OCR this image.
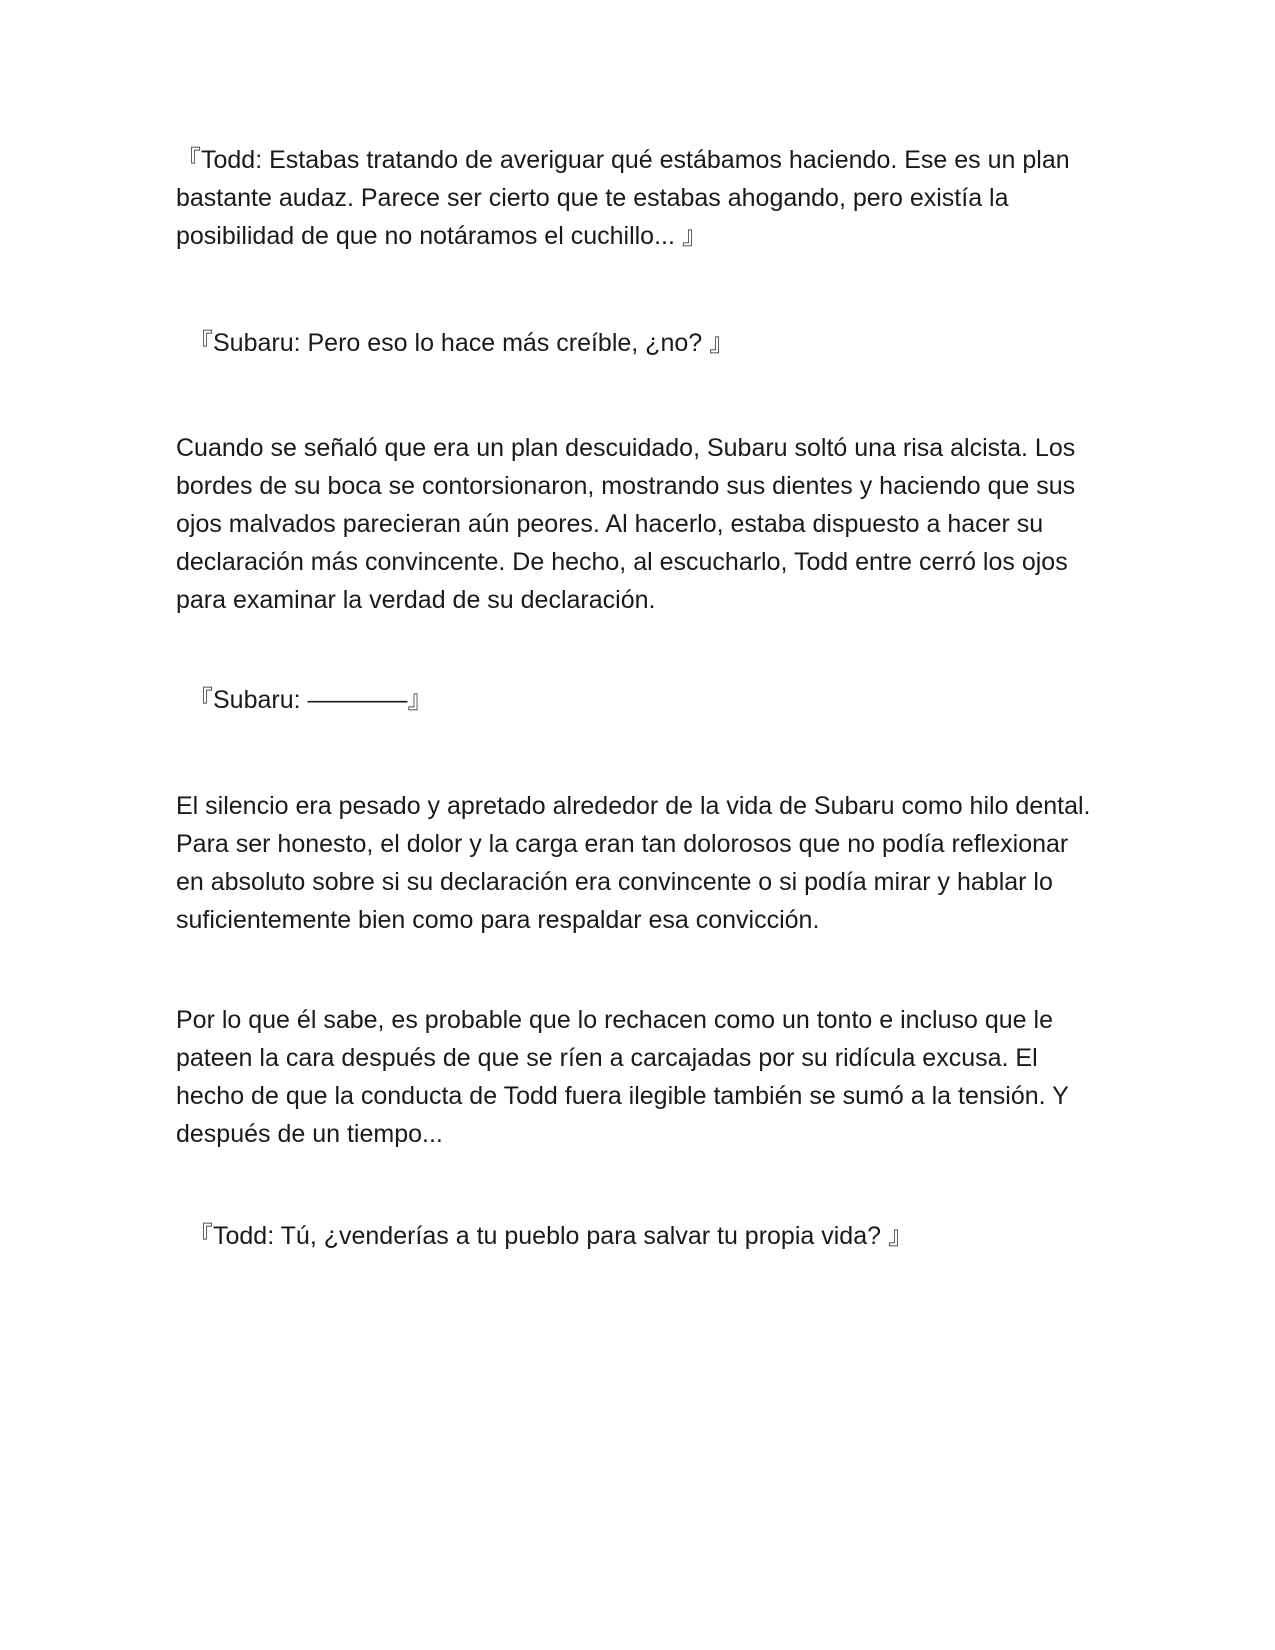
『Todd: Estabas tratando de averiguar qué estábamos haciendo. Ese es un plan bastante audaz. Parece ser cierto que te estabas ahogando, pero existía la posibilidad de que no notáramos el cuchillo... 』

『Subaru: Pero eso lo hace más creíble, ¿no? 』

Cuando se señaló que era un plan descuidado, Subaru soltó una risa alcista. Los bordes de su boca se contorsionaron, mostrando sus dientes y haciendo que sus ojos malvados parecieran aún peores. Al hacerlo, estaba dispuesto a hacer su declaración más convincente. De hecho, al escucharlo, Todd entre cerró los ojos para examinar la verdad de su declaración.

『Subaru: ————』

El silencio era pesado y apretado alrededor de la vida de Subaru como hilo dental. Para ser honesto, el dolor y la carga eran tan dolorosos que no podía reflexionar en absoluto sobre si su declaración era convincente o si podía mirar y hablar lo suficientemente bien como para respaldar esa convicción.

Por lo que él sabe, es probable que lo rechacen como un tonto e incluso que le pateen la cara después de que se ríen a carcajadas por su ridícula excusa. El hecho de que la conducta de Todd fuera ilegible también se sumó a la tensión. Y después de un tiempo...

『Todd: Tú, ¿venderías a tu pueblo para salvar tu propia vida? 』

==========

TASK STATEMENT: Take the data above and repeat it exactly, leaving each picture out.

OUTPUT:
OCR this image.
『Todd: Estabas tratando de averiguar qué estábamos haciendo. Ese es un plan bastante audaz. Parece ser cierto que te estabas ahogando, pero existía la posibilidad de que no notáramos el cuchillo... 』

『Subaru: Pero eso lo hace más creíble, ¿no? 』

Cuando se señaló que era un plan descuidado, Subaru soltó una risa alcista. Los bordes de su boca se contorsionaron, mostrando sus dientes y haciendo que sus ojos malvados parecieran aún peores. Al hacerlo, estaba dispuesto a hacer su declaración más convincente. De hecho, al escucharlo, Todd entre cerró los ojos para examinar la verdad de su declaración.

『Subaru: ————』

El silencio era pesado y apretado alrededor de la vida de Subaru como hilo dental. Para ser honesto, el dolor y la carga eran tan dolorosos que no podía reflexionar en absoluto sobre si su declaración era convincente o si podía mirar y hablar lo suficientemente bien como para respaldar esa convicción.

Por lo que él sabe, es probable que lo rechacen como un tonto e incluso que le pateen la cara después de que se ríen a carcajadas por su ridícula excusa. El hecho de que la conducta de Todd fuera ilegible también se sumó a la tensión. Y después de un tiempo...

『Todd: Tú, ¿venderías a tu pueblo para salvar tu propia vida? 』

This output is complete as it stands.